→ SET PROBLEM
Select, from the data, each line where "text" occurs.

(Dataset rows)
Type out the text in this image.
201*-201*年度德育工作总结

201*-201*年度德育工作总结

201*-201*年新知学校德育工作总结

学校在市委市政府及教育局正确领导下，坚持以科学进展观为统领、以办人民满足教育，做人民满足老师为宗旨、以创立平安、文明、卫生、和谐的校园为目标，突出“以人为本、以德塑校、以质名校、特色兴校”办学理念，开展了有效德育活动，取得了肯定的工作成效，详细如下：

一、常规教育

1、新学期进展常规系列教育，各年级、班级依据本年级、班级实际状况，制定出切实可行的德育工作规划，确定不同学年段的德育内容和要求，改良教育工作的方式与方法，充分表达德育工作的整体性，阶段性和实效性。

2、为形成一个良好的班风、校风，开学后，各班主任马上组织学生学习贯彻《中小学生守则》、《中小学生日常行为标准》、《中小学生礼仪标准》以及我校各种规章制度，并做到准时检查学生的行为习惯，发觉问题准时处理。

...

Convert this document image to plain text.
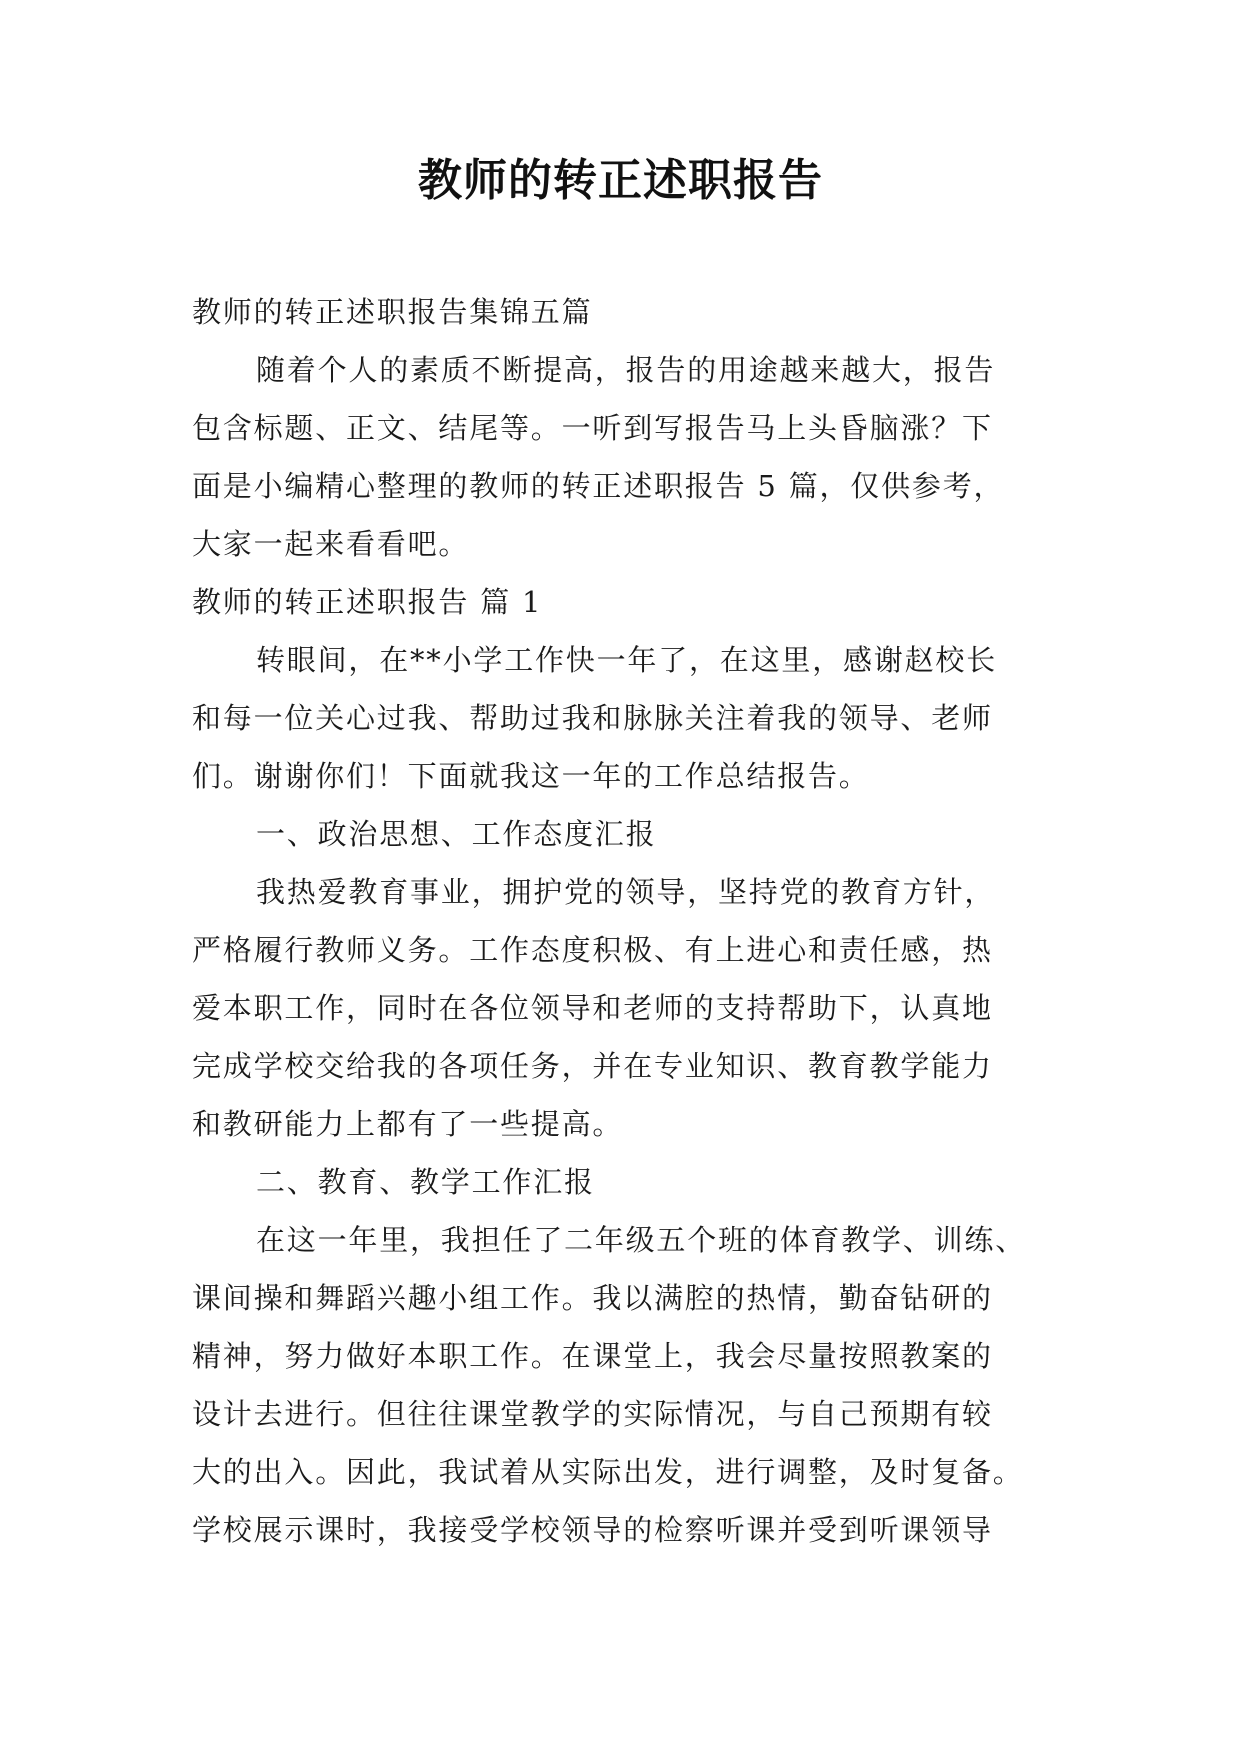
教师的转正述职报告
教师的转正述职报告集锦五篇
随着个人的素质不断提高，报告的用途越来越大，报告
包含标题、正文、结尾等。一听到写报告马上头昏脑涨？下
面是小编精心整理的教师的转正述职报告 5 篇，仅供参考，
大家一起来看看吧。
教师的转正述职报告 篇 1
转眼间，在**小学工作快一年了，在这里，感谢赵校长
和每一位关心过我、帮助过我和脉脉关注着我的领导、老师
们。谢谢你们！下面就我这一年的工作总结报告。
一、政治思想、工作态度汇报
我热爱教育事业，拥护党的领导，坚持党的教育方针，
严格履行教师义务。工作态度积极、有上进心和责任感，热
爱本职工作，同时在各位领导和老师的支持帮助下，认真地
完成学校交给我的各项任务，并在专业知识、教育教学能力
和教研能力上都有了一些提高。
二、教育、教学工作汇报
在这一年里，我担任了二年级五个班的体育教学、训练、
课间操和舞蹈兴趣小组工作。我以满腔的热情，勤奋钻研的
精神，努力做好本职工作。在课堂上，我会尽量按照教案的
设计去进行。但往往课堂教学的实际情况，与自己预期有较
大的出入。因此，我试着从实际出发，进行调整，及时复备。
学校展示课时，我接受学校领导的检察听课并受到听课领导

→ EXERCISE ANSWER
Type out the text in this image.
Convert this document image to plain text.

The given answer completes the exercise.